All of the material below is to be returned exactly.
## begin Input records
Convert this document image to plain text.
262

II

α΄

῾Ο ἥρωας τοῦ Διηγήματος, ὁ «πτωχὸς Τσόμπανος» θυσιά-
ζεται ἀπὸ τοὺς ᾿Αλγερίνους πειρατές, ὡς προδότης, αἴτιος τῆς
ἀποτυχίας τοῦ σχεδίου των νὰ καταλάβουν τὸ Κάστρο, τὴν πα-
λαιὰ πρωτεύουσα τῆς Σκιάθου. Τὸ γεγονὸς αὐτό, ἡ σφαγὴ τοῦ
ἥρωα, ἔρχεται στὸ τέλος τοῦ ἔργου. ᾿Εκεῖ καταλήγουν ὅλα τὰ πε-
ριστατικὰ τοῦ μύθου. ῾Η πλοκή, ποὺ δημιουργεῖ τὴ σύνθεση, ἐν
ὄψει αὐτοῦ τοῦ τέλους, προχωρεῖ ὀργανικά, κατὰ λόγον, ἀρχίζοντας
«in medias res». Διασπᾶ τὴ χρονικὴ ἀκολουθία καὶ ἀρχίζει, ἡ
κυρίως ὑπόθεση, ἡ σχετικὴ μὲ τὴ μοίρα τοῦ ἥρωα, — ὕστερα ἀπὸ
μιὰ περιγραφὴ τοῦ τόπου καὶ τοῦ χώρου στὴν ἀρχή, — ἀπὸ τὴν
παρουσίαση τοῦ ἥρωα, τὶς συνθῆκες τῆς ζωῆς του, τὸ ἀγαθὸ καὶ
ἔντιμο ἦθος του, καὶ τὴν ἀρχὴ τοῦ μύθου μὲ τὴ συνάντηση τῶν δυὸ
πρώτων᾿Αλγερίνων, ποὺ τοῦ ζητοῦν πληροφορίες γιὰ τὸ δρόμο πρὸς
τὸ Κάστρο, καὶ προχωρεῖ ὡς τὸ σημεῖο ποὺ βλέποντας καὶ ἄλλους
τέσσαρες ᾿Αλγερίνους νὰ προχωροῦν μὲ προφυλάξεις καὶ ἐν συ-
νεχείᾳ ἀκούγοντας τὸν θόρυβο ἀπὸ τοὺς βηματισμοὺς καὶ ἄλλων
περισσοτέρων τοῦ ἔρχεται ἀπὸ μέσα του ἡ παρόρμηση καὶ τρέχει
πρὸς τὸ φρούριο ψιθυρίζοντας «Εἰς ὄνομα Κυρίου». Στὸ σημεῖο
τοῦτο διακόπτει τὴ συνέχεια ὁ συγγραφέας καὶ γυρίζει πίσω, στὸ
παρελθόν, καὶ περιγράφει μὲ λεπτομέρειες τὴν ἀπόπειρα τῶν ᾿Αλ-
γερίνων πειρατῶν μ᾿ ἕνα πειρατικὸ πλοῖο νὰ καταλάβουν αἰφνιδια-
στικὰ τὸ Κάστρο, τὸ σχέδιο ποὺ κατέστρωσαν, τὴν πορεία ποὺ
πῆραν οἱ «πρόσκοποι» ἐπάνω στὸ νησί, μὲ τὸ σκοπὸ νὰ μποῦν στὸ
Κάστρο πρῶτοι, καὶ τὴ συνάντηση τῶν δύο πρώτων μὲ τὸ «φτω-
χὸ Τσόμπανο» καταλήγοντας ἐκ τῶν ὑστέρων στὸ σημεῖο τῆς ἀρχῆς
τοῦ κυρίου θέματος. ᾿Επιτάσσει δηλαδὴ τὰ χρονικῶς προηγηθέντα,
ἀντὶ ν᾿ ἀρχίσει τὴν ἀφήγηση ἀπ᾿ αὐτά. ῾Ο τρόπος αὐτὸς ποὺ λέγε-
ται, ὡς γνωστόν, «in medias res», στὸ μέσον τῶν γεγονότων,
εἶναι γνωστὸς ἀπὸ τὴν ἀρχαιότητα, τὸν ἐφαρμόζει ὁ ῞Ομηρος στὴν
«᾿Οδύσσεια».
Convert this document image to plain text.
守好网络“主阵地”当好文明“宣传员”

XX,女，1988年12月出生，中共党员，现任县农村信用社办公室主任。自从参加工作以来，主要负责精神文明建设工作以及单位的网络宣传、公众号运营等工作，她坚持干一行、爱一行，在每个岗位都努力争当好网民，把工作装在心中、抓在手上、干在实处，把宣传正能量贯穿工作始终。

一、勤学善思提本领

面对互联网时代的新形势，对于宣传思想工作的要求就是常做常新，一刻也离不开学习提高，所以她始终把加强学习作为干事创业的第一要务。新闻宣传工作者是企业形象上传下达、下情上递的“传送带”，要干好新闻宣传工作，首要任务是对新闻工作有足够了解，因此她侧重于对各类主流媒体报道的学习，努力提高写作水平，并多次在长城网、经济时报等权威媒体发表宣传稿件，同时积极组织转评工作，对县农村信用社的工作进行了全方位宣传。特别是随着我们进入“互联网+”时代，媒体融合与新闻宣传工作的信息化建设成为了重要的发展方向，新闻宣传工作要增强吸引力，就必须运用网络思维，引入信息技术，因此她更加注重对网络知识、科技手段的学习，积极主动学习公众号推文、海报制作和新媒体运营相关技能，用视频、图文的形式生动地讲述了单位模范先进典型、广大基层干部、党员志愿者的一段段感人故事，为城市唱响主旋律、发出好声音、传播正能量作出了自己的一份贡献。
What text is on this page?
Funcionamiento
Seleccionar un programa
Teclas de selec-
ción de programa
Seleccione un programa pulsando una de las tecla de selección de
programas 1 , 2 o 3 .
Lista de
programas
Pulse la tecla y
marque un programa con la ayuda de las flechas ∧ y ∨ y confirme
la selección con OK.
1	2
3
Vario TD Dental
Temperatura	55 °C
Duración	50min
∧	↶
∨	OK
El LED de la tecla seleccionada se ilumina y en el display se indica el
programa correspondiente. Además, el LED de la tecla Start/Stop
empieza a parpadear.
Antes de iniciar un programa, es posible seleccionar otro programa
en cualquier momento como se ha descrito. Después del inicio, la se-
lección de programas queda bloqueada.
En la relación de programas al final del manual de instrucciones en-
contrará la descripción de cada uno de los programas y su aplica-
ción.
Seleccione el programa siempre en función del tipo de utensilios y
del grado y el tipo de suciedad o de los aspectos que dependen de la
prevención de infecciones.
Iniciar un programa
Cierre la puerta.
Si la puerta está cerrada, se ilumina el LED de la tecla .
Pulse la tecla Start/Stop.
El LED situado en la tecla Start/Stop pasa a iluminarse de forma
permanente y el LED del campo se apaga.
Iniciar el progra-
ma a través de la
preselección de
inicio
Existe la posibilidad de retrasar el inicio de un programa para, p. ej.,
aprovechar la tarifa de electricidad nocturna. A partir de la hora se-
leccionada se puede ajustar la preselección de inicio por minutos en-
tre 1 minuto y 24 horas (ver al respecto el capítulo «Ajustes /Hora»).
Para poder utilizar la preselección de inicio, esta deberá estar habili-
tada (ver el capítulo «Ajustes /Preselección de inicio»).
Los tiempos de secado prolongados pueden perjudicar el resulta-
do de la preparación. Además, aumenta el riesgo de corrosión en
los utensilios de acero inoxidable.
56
## end Input records
**Task answer**.
Convert this document image to plain text.
262

II

α΄

῾Ο ἥρωας τοῦ Διηγήματος, ὁ «πτωχὸς Τσόμπανος» θυσιά-
ζεται ἀπὸ τοὺς ᾿Αλγερίνους πειρατές, ὡς προδότης, αἴτιος τῆς
ἀποτυχίας τοῦ σχεδίου των νὰ καταλάβουν τὸ Κάστρο, τὴν πα-
λαιὰ πρωτεύουσα τῆς Σκιάθου. Τὸ γεγονὸς αὐτό, ἡ σφαγὴ τοῦ
ἥρωα, ἔρχεται στὸ τέλος τοῦ ἔργου. ᾿Εκεῖ καταλήγουν ὅλα τὰ πε-
ριστατικὰ τοῦ μύθου. ῾Η πλοκή, ποὺ δημιουργεῖ τὴ σύνθεση, ἐν
ὄψει αὐτοῦ τοῦ τέλους, προχωρεῖ ὀργανικά, κατὰ λόγον, ἀρχίζοντας
«in medias res». Διασπᾶ τὴ χρονικὴ ἀκολουθία καὶ ἀρχίζει, ἡ
κυρίως ὑπόθεση, ἡ σχετικὴ μὲ τὴ μοίρα τοῦ ἥρωα, — ὕστερα ἀπὸ
μιὰ περιγραφὴ τοῦ τόπου καὶ τοῦ χώρου στὴν ἀρχή, — ἀπὸ τὴν
παρουσίαση τοῦ ἥρωα, τὶς συνθῆκες τῆς ζωῆς του, τὸ ἀγαθὸ καὶ
ἔντιμο ἦθος του, καὶ τὴν ἀρχὴ τοῦ μύθου μὲ τὴ συνάντηση τῶν δυὸ
πρώτων᾿Αλγερίνων, ποὺ τοῦ ζητοῦν πληροφορίες γιὰ τὸ δρόμο πρὸς
τὸ Κάστρο, καὶ προχωρεῖ ὡς τὸ σημεῖο ποὺ βλέποντας καὶ ἄλλους
τέσσαρες ᾿Αλγερίνους νὰ προχωροῦν μὲ προφυλάξεις καὶ ἐν συ-
νεχείᾳ ἀκούγοντας τὸν θόρυβο ἀπὸ τοὺς βηματισμοὺς καὶ ἄλλων
περισσοτέρων τοῦ ἔρχεται ἀπὸ μέσα του ἡ παρόρμηση καὶ τρέχει
πρὸς τὸ φρούριο ψιθυρίζοντας «Εἰς ὄνομα Κυρίου». Στὸ σημεῖο
τοῦτο διακόπτει τὴ συνέχεια ὁ συγγραφέας καὶ γυρίζει πίσω, στὸ
παρελθόν, καὶ περιγράφει μὲ λεπτομέρειες τὴν ἀπόπειρα τῶν ᾿Αλ-
γερίνων πειρατῶν μ᾿ ἕνα πειρατικὸ πλοῖο νὰ καταλάβουν αἰφνιδια-
στικὰ τὸ Κάστρο, τὸ σχέδιο ποὺ κατέστρωσαν, τὴν πορεία ποὺ
πῆραν οἱ «πρόσκοποι» ἐπάνω στὸ νησί, μὲ τὸ σκοπὸ νὰ μποῦν στὸ
Κάστρο πρῶτοι, καὶ τὴ συνάντηση τῶν δύο πρώτων μὲ τὸ «φτω-
χὸ Τσόμπανο» καταλήγοντας ἐκ τῶν ὑστέρων στὸ σημεῖο τῆς ἀρχῆς
τοῦ κυρίου θέματος. ᾿Επιτάσσει δηλαδὴ τὰ χρονικῶς προηγηθέντα,
ἀντὶ ν᾿ ἀρχίσει τὴν ἀφήγηση ἀπ᾿ αὐτά. ῾Ο τρόπος αὐτὸς ποὺ λέγε-
ται, ὡς γνωστόν, «in medias res», στὸ μέσον τῶν γεγονότων,
εἶναι γνωστὸς ἀπὸ τὴν ἀρχαιότητα, τὸν ἐφαρμόζει ὁ ῞Ομηρος στὴν
«᾿Οδύσσεια».
Convert this document image to plain text.
守好网络“主阵地”当好文明“宣传员”

XX,女，1988年12月出生，中共党员，现任县农村信用社办公室主任。自从参加工作以来，主要负责精神文明建设工作以及单位的网络宣传、公众号运营等工作，她坚持干一行、爱一行，在每个岗位都努力争当好网民，把工作装在心中、抓在手上、干在实处，把宣传正能量贯穿工作始终。

一、勤学善思提本领

面对互联网时代的新形势，对于宣传思想工作的要求就是常做常新，一刻也离不开学习提高，所以她始终把加强学习作为干事创业的第一要务。新闻宣传工作者是企业形象上传下达、下情上递的“传送带”，要干好新闻宣传工作，首要任务是对新闻工作有足够了解，因此她侧重于对各类主流媒体报道的学习，努力提高写作水平，并多次在长城网、经济时报等权威媒体发表宣传稿件，同时积极组织转评工作，对县农村信用社的工作进行了全方位宣传。特别是随着我们进入“互联网+”时代，媒体融合与新闻宣传工作的信息化建设成为了重要的发展方向，新闻宣传工作要增强吸引力，就必须运用网络思维，引入信息技术，因此她更加注重对网络知识、科技手段的学习，积极主动学习公众号推文、海报制作和新媒体运营相关技能，用视频、图文的形式生动地讲述了单位模范先进典型、广大基层干部、党员志愿者的一段段感人故事，为城市唱响主旋律、发出好声音、传播正能量作出了自己的一份贡献。
What text is on this page?
Funcionamiento
Seleccionar un programa
Teclas de selec-
ción de programa
Seleccione un programa pulsando una de las tecla de selección de
programas 1 , 2 o 3 .
Lista de
programas
Pulse la tecla y
marque un programa con la ayuda de las flechas ∧ y ∨ y confirme
la selección con OK.
1	2
3
Vario TD Dental
Temperatura	55 °C
Duración	50min
∧	↶
∨	OK
El LED de la tecla seleccionada se ilumina y en el display se indica el
programa correspondiente. Además, el LED de la tecla Start/Stop
empieza a parpadear.
Antes de iniciar un programa, es posible seleccionar otro programa
en cualquier momento como se ha descrito. Después del inicio, la se-
lección de programas queda bloqueada.
En la relación de programas al final del manual de instrucciones en-
contrará la descripción de cada uno de los programas y su aplica-
ción.
Seleccione el programa siempre en función del tipo de utensilios y
del grado y el tipo de suciedad o de los aspectos que dependen de la
prevención de infecciones.
Iniciar un programa
Cierre la puerta.
Si la puerta está cerrada, se ilumina el LED de la tecla .
Pulse la tecla Start/Stop.
El LED situado en la tecla Start/Stop pasa a iluminarse de forma
permanente y el LED del campo se apaga.
Iniciar el progra-
ma a través de la
preselección de
inicio
Existe la posibilidad de retrasar el inicio de un programa para, p. ej.,
aprovechar la tarifa de electricidad nocturna. A partir de la hora se-
leccionada se puede ajustar la preselección de inicio por minutos en-
tre 1 minuto y 24 horas (ver al respecto el capítulo «Ajustes /Hora»).
Para poder utilizar la preselección de inicio, esta deberá estar habili-
tada (ver el capítulo «Ajustes /Preselección de inicio»).
Los tiempos de secado prolongados pueden perjudicar el resulta-
do de la preparación. Además, aumenta el riesgo de corrosión en
los utensilios de acero inoxidable.
56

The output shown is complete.